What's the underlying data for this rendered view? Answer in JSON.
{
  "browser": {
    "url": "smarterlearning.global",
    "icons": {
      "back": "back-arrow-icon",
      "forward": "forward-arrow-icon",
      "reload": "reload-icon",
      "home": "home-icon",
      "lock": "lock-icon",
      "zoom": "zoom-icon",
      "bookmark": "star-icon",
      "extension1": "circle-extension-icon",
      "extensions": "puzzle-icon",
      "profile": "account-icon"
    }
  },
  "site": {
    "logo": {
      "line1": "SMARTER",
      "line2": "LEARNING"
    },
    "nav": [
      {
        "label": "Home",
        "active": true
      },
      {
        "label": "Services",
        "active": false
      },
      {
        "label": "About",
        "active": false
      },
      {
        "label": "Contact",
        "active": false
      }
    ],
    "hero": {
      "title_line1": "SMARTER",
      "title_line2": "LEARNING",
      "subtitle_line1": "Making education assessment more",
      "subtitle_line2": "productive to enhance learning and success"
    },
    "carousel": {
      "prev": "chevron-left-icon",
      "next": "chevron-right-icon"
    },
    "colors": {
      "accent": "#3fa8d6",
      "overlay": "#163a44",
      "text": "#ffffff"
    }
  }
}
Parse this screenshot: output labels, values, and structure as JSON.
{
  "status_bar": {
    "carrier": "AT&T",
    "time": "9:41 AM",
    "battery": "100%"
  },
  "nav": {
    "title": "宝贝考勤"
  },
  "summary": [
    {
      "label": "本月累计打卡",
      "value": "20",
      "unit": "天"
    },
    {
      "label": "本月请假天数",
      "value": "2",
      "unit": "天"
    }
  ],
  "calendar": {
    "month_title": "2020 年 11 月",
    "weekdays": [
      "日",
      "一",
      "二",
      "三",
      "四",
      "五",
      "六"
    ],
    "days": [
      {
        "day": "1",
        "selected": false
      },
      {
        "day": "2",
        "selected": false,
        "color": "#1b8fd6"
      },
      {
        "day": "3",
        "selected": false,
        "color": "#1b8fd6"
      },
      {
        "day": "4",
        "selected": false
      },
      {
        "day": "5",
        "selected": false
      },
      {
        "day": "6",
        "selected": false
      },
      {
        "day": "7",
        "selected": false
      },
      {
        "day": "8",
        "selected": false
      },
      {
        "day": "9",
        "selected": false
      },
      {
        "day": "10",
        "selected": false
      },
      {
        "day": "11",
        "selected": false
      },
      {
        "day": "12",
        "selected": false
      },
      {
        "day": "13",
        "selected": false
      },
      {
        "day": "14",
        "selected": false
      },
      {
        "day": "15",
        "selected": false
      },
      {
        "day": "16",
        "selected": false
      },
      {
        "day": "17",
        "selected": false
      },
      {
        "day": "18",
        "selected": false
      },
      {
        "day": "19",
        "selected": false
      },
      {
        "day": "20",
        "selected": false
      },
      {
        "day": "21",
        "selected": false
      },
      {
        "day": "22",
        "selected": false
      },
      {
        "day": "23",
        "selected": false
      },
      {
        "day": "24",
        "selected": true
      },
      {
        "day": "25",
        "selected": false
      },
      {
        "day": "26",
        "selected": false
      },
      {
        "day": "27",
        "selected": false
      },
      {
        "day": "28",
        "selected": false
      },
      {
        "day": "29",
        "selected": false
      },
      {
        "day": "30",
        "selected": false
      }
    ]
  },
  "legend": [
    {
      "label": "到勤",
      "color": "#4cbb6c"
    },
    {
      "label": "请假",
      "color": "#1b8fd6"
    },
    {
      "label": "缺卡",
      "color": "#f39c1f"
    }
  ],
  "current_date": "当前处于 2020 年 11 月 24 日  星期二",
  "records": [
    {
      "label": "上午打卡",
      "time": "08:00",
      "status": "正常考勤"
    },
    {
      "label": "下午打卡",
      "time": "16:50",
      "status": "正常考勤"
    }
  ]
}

------------

* SET TASK *
Find the number of lines in which the word "this" occurs, and write nothing but that number.

* COMPLETE RESPONSE *
2